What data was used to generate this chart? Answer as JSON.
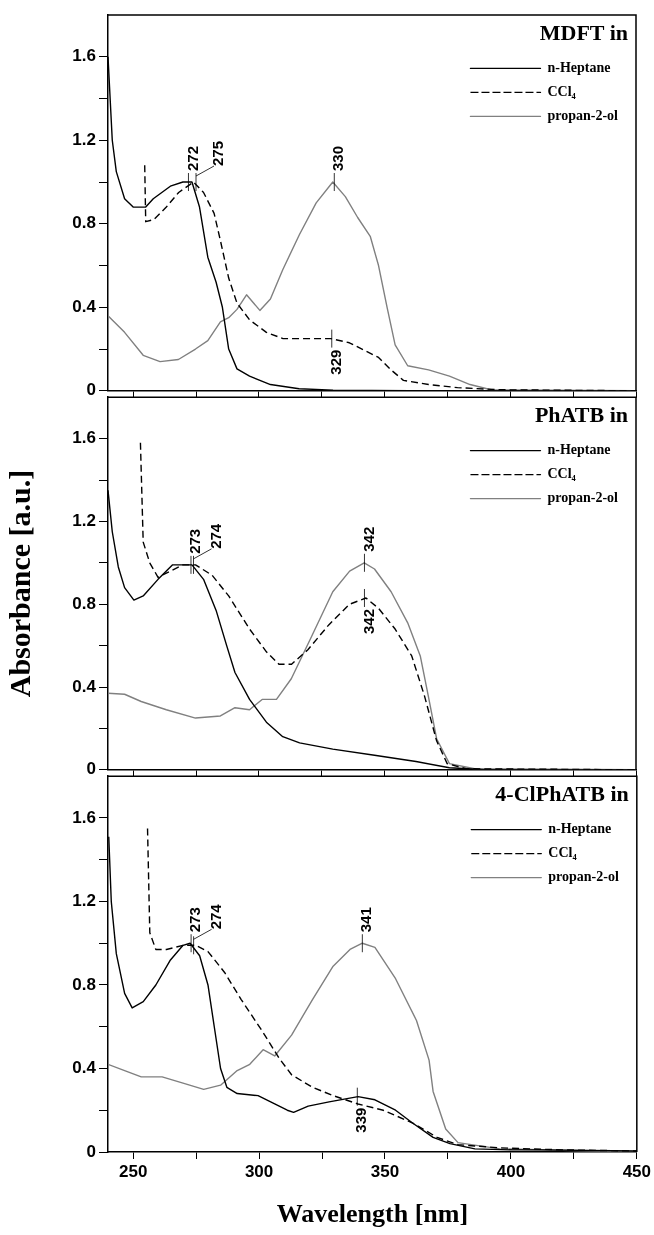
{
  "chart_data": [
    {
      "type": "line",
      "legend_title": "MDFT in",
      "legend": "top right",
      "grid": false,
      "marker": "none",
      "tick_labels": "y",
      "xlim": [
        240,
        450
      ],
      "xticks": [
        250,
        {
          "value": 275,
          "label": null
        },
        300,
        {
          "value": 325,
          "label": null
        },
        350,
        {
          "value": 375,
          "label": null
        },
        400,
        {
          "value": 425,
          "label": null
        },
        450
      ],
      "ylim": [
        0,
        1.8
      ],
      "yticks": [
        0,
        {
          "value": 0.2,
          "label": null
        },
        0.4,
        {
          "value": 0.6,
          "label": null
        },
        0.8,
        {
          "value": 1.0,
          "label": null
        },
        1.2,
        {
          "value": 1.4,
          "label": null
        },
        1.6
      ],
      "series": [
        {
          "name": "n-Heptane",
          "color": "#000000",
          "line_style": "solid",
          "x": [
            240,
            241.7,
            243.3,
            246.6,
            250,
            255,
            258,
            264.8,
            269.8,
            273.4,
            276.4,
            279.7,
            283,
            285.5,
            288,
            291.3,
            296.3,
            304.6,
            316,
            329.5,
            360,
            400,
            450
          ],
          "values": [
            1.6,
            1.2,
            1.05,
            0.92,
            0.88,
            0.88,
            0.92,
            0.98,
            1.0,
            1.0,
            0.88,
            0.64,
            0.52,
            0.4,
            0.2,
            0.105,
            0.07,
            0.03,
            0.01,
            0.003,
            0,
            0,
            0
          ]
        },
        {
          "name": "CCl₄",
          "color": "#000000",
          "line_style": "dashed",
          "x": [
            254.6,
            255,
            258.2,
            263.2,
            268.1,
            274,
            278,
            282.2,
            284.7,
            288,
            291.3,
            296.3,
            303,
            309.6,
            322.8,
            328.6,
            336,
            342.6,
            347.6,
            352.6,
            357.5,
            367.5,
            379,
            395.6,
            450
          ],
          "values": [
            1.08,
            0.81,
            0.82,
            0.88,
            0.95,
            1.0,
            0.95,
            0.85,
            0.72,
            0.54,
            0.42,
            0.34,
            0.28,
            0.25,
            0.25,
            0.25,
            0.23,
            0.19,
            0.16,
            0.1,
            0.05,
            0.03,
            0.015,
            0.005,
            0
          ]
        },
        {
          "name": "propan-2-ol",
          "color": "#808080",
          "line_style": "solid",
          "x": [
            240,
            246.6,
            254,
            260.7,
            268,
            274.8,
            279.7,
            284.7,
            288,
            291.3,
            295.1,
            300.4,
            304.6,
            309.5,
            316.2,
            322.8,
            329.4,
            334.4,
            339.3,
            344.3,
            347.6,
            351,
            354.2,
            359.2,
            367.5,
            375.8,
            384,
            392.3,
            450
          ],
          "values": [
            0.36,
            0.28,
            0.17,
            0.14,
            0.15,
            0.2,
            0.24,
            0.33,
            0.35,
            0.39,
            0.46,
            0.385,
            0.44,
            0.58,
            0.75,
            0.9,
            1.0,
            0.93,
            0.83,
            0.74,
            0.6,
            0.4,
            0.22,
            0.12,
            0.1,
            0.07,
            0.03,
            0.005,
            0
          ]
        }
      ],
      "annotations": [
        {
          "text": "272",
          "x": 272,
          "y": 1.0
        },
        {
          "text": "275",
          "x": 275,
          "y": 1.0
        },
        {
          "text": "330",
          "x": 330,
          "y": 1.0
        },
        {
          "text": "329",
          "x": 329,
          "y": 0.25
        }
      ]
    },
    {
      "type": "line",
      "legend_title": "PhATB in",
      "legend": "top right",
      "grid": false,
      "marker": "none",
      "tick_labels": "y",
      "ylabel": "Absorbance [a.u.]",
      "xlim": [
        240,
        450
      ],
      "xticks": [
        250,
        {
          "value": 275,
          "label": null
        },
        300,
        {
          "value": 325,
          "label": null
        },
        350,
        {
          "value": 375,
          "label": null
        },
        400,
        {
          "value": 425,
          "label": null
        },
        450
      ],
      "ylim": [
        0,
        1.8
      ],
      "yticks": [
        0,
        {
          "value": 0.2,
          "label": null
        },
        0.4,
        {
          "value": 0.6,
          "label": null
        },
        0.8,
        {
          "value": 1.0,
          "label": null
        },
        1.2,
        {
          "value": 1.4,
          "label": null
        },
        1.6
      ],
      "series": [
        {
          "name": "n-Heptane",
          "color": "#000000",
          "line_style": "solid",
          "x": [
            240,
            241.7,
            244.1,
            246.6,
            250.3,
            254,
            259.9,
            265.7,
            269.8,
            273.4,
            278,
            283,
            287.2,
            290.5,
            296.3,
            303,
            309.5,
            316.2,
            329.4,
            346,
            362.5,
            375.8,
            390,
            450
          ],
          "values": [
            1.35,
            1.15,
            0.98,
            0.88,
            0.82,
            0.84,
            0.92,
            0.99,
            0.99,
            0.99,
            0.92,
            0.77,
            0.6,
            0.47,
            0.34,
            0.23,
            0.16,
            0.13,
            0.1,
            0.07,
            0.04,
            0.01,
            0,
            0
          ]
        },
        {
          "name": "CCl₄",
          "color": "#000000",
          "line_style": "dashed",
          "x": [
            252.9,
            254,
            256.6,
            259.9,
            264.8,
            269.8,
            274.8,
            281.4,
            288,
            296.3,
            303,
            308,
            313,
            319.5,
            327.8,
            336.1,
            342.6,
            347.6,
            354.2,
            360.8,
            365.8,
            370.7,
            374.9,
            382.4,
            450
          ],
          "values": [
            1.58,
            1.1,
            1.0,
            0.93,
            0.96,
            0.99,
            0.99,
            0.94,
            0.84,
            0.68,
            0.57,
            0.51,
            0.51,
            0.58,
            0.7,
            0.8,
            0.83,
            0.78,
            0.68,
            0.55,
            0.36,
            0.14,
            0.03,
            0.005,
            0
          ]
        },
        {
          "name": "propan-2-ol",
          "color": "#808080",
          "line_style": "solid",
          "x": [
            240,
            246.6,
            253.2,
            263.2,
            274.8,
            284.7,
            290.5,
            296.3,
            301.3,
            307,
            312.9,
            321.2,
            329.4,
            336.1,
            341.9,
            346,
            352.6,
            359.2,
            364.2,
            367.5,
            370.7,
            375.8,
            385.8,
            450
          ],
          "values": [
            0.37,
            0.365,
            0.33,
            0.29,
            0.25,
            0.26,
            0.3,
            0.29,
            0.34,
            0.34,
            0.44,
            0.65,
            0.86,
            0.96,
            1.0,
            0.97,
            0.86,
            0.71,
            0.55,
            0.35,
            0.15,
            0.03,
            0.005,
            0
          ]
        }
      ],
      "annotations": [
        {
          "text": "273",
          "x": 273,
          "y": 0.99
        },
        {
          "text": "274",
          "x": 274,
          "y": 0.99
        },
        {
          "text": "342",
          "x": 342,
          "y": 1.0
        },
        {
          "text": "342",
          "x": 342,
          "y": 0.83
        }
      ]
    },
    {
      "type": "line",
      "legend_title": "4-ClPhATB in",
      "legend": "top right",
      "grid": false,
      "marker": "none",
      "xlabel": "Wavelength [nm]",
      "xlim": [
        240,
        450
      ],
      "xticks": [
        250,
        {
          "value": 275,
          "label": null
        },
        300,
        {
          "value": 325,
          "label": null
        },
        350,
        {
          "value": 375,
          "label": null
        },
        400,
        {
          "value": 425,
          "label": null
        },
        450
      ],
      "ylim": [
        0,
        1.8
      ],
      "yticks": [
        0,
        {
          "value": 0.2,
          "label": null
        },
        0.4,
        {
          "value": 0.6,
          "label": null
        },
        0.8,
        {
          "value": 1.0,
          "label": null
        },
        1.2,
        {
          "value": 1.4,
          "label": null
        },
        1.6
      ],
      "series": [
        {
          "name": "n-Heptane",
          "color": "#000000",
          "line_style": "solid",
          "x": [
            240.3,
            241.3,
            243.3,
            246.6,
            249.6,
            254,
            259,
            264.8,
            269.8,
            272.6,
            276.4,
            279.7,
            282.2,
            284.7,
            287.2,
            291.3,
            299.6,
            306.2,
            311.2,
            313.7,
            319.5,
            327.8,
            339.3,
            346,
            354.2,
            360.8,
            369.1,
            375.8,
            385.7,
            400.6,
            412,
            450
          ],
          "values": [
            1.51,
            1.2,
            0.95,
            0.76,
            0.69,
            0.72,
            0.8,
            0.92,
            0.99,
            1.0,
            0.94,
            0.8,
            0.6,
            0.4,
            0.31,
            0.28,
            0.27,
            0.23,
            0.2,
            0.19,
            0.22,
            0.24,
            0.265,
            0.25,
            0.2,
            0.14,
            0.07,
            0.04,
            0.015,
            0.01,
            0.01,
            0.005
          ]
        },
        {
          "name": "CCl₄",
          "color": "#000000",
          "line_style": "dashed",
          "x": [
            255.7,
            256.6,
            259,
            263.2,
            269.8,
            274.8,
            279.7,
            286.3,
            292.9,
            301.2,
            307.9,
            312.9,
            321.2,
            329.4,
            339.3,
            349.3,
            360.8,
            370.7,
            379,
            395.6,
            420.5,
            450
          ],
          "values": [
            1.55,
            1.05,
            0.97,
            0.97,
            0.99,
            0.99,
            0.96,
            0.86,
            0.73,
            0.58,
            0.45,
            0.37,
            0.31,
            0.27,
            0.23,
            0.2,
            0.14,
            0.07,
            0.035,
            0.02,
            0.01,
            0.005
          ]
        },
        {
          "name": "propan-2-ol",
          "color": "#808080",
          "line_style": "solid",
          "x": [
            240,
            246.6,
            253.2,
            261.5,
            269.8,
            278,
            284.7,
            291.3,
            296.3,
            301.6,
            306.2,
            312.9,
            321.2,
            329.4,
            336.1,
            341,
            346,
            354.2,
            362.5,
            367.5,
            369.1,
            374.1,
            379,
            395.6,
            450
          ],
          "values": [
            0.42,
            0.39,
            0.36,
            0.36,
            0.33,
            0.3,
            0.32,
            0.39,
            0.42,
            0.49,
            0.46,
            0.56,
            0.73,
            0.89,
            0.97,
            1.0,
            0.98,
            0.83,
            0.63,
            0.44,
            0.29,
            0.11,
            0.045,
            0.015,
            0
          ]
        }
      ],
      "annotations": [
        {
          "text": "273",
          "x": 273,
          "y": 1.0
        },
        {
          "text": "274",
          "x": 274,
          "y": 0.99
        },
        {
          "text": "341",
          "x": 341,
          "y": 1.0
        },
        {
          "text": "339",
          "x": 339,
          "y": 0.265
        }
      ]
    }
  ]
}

* * *

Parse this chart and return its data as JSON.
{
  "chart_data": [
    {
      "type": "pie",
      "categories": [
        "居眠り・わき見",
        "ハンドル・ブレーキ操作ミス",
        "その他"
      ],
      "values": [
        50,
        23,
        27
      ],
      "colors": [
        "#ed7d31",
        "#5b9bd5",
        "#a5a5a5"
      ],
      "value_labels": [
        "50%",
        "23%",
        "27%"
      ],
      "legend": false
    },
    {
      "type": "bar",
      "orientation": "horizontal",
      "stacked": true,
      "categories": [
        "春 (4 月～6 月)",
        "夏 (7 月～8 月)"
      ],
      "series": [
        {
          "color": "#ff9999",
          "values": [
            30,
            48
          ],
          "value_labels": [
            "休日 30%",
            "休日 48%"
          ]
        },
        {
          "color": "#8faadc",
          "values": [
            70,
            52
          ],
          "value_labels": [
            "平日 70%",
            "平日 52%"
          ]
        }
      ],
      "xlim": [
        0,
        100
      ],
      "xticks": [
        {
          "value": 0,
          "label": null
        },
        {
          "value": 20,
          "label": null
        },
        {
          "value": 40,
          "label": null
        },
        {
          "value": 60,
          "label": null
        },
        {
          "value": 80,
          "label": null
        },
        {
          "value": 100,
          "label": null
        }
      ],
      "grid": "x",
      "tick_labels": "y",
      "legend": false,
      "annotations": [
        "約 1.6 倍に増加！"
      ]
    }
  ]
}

--- Task prompt ---
Search the entries for the word "JSON" and pick out every line that holds it.

--- Task response ---
What data was used to generate this chart? Answer as JSON.
Parse this chart and return its data as JSON.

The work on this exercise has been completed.